▶ **Problem to work on**
Look through the data below. Pick out the lines holding the string "Indians".

* START Extracted material *

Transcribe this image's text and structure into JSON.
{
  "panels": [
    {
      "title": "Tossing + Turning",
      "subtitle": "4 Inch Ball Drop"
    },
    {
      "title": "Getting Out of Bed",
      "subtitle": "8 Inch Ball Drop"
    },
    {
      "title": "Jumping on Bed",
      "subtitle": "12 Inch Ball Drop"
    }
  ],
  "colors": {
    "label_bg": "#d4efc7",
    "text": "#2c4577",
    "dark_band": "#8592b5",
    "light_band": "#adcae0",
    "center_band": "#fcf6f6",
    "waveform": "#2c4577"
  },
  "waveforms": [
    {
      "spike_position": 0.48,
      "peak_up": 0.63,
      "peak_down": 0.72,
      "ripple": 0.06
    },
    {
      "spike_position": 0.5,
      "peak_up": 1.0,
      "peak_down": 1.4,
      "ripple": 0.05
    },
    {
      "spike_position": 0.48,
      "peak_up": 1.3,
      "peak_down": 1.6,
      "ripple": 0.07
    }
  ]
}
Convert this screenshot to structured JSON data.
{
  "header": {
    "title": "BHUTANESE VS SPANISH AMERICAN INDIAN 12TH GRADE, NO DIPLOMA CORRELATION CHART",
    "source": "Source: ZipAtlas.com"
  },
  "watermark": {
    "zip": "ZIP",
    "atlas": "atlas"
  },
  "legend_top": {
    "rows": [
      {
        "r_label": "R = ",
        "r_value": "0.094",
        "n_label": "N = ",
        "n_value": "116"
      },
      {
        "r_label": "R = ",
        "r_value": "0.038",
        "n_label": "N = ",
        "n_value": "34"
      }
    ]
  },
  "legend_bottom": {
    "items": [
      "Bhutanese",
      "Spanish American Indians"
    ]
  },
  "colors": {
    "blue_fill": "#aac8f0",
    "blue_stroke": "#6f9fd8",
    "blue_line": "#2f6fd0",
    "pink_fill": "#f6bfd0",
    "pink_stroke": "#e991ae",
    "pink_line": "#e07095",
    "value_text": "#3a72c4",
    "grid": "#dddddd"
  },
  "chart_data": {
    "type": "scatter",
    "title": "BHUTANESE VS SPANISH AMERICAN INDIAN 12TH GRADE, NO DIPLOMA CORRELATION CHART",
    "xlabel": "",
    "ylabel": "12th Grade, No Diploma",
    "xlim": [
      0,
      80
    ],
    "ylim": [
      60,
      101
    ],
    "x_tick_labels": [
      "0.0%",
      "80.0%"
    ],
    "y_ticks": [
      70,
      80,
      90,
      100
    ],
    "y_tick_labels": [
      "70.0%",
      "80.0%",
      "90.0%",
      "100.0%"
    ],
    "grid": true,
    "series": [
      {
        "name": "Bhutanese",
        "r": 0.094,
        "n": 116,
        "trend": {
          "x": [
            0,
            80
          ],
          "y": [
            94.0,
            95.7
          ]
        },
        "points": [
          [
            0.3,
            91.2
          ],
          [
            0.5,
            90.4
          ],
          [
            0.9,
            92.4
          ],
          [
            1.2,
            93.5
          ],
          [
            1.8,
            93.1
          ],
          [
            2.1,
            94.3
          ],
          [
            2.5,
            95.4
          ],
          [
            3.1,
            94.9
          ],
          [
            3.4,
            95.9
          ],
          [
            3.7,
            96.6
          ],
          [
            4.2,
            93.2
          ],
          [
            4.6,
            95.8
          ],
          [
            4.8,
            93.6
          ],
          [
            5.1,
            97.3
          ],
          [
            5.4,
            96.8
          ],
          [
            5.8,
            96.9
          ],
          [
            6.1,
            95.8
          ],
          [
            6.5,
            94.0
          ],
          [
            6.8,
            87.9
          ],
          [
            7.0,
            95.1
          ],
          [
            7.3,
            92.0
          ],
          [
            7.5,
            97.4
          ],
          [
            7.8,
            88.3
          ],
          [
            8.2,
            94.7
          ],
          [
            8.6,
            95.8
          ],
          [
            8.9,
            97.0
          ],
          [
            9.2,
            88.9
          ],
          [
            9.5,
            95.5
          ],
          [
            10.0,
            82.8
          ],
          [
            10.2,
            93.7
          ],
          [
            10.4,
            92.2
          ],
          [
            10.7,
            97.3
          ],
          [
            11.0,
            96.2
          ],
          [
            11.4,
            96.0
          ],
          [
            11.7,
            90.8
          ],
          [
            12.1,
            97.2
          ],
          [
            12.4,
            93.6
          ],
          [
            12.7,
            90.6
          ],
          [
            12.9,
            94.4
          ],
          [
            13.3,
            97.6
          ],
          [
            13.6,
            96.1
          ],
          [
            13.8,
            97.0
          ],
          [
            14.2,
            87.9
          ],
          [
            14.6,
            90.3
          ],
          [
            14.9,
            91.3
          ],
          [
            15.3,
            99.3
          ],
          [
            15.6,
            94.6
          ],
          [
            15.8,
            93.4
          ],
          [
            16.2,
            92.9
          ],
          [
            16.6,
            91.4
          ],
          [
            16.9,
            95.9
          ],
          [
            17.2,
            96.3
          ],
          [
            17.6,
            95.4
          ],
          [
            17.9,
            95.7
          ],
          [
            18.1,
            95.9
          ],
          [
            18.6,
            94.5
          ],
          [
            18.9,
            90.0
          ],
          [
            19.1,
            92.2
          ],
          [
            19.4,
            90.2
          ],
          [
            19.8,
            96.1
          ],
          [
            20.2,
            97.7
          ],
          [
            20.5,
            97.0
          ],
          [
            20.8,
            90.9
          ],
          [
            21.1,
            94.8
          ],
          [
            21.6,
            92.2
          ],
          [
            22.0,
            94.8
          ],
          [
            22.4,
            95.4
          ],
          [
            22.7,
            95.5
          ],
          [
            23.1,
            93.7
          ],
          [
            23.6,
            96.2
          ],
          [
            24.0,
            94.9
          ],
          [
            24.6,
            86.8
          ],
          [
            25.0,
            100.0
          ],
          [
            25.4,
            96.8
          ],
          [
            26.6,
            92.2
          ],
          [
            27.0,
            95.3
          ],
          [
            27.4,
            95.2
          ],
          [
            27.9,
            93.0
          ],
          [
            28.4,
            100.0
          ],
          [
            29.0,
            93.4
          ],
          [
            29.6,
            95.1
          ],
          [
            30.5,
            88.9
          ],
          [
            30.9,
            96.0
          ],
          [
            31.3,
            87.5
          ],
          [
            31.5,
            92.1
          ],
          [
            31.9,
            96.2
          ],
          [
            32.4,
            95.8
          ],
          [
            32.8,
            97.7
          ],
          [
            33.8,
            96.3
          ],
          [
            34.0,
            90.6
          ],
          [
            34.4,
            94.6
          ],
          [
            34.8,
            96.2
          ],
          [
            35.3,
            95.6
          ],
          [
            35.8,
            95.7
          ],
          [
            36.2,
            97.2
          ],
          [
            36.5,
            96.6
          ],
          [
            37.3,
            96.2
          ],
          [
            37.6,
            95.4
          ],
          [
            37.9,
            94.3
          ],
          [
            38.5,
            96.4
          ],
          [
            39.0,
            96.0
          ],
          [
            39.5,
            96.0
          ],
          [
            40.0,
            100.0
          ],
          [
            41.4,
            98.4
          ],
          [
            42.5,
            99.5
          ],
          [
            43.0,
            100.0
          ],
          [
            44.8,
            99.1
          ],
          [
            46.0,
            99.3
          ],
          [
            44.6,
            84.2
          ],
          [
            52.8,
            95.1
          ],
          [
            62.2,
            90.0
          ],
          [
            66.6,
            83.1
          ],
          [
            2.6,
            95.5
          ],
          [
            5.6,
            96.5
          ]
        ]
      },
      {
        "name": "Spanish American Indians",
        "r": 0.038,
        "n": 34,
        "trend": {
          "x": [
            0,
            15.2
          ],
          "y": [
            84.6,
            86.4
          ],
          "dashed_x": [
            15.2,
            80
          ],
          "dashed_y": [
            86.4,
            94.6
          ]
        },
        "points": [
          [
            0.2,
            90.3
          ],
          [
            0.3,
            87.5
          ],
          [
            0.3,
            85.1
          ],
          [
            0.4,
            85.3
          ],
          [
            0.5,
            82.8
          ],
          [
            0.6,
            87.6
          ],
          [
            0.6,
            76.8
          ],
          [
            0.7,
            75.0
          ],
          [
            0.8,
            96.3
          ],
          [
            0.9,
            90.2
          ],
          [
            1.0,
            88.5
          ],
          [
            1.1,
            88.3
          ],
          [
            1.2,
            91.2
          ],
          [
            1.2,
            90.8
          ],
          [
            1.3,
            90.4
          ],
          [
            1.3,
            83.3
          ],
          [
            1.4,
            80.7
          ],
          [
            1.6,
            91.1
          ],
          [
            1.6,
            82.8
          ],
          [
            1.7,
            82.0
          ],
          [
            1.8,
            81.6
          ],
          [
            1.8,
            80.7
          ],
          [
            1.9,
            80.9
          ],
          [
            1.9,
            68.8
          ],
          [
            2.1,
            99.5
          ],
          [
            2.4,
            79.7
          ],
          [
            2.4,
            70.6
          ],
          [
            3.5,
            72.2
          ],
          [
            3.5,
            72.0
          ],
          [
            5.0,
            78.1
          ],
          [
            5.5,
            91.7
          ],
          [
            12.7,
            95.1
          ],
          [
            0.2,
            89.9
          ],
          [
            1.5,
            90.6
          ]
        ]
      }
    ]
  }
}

* END Extracted material *

▶ **The output**
      "Spanish American Indians"
        "name": "Spanish American Indians",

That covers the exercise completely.